··· Task inputs
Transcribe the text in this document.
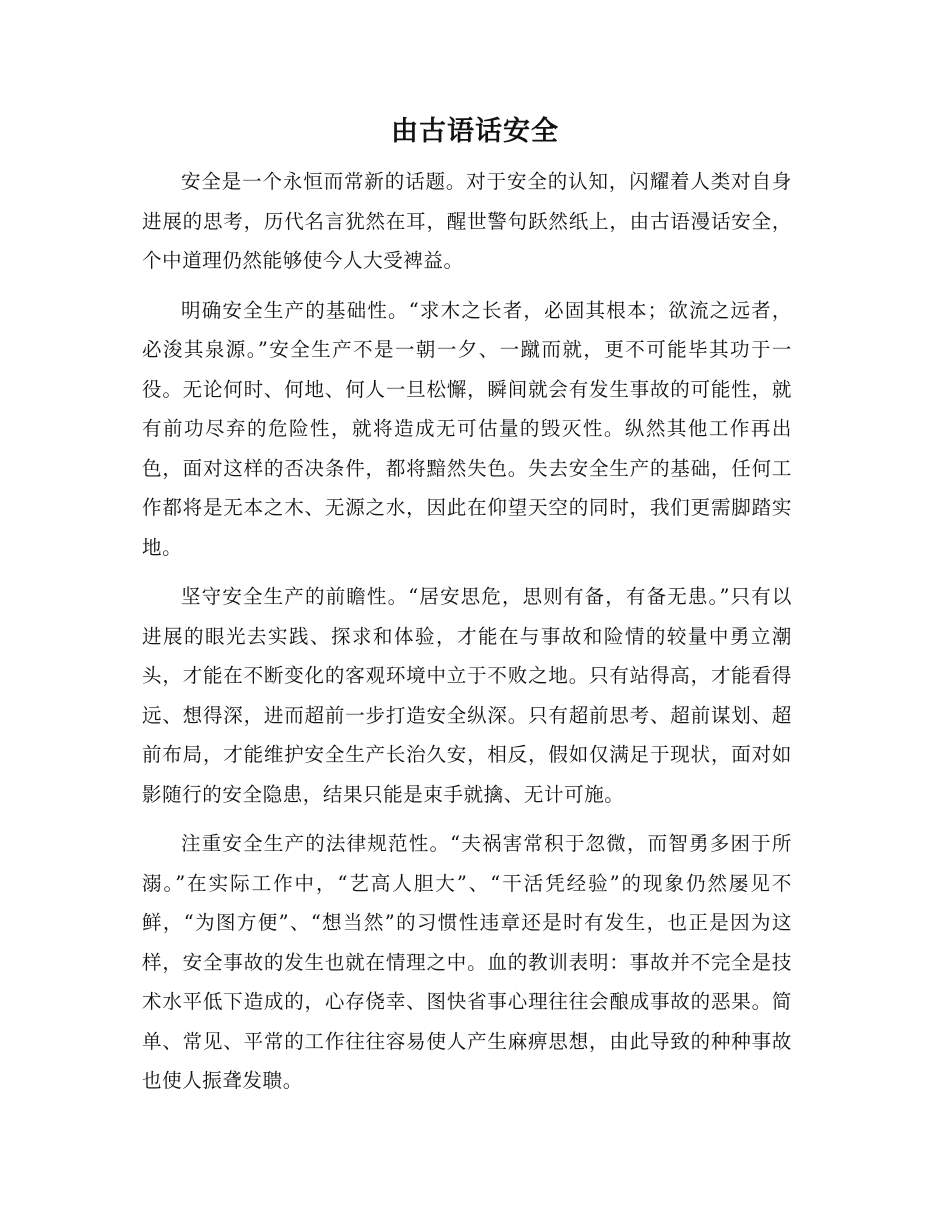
由古语话安全

安全是一个永恒而常新的话题。对于安全的认知，闪耀着人类对自身进展的思考，历代名言犹然在耳，醒世警句跃然纸上，由古语漫话安全，个中道理仍然能够使今人大受裨益。

明确安全生产的基础性。“求木之长者，必固其根本；欲流之远者，必浚其泉源。”安全生产不是一朝一夕、一蹴而就，更不可能毕其功于一役。无论何时、何地、何人一旦松懈，瞬间就会有发生事故的可能性，就有前功尽弃的危险性，就将造成无可估量的毁灭性。纵然其他工作再出色，面对这样的否决条件，都将黯然失色。失去安全生产的基础，任何工作都将是无本之木、无源之水，因此在仰望天空的同时，我们更需脚踏实地。

坚守安全生产的前瞻性。“居安思危，思则有备，有备无患。”只有以进展的眼光去实践、探求和体验，才能在与事故和险情的较量中勇立潮头，才能在不断变化的客观环境中立于不败之地。只有站得高，才能看得远、想得深，进而超前一步打造安全纵深。只有超前思考、超前谋划、超前布局，才能维护安全生产长治久安，相反，假如仅满足于现状，面对如影随行的安全隐患，结果只能是束手就擒、无计可施。

注重安全生产的法律规范性。“夫祸害常积于忽微，而智勇多困于所溺。”在实际工作中，“艺高人胆大”、“干活凭经验”的现象仍然屡见不鲜，“为图方便”、“想当然”的习惯性违章还是时有发生，也正是因为这样，安全事故的发生也就在情理之中。血的教训表明：事故并不完全是技术水平低下造成的，心存侥幸、图快省事心理往往会酿成事故的恶果。简单、常见、平常的工作往往容易使人产生麻痹思想，由此导致的种种事故也使人振聋发聩。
······
Will you set down the records word for word while leaving out every picture?

§ Written solution:
Transcribe the text in this document.
由古语话安全

安全是一个永恒而常新的话题。对于安全的认知，闪耀着人类对自身进展的思考，历代名言犹然在耳，醒世警句跃然纸上，由古语漫话安全，个中道理仍然能够使今人大受裨益。

明确安全生产的基础性。“求木之长者，必固其根本；欲流之远者，必浚其泉源。”安全生产不是一朝一夕、一蹴而就，更不可能毕其功于一役。无论何时、何地、何人一旦松懈，瞬间就会有发生事故的可能性，就有前功尽弃的危险性，就将造成无可估量的毁灭性。纵然其他工作再出色，面对这样的否决条件，都将黯然失色。失去安全生产的基础，任何工作都将是无本之木、无源之水，因此在仰望天空的同时，我们更需脚踏实地。

坚守安全生产的前瞻性。“居安思危，思则有备，有备无患。”只有以进展的眼光去实践、探求和体验，才能在与事故和险情的较量中勇立潮头，才能在不断变化的客观环境中立于不败之地。只有站得高，才能看得远、想得深，进而超前一步打造安全纵深。只有超前思考、超前谋划、超前布局，才能维护安全生产长治久安，相反，假如仅满足于现状，面对如影随行的安全隐患，结果只能是束手就擒、无计可施。

注重安全生产的法律规范性。“夫祸害常积于忽微，而智勇多困于所溺。”在实际工作中，“艺高人胆大”、“干活凭经验”的现象仍然屡见不鲜，“为图方便”、“想当然”的习惯性违章还是时有发生，也正是因为这样，安全事故的发生也就在情理之中。血的教训表明：事故并不完全是技术水平低下造成的，心存侥幸、图快省事心理往往会酿成事故的恶果。简单、常见、平常的工作往往容易使人产生麻痹思想，由此导致的种种事故也使人振聋发聩。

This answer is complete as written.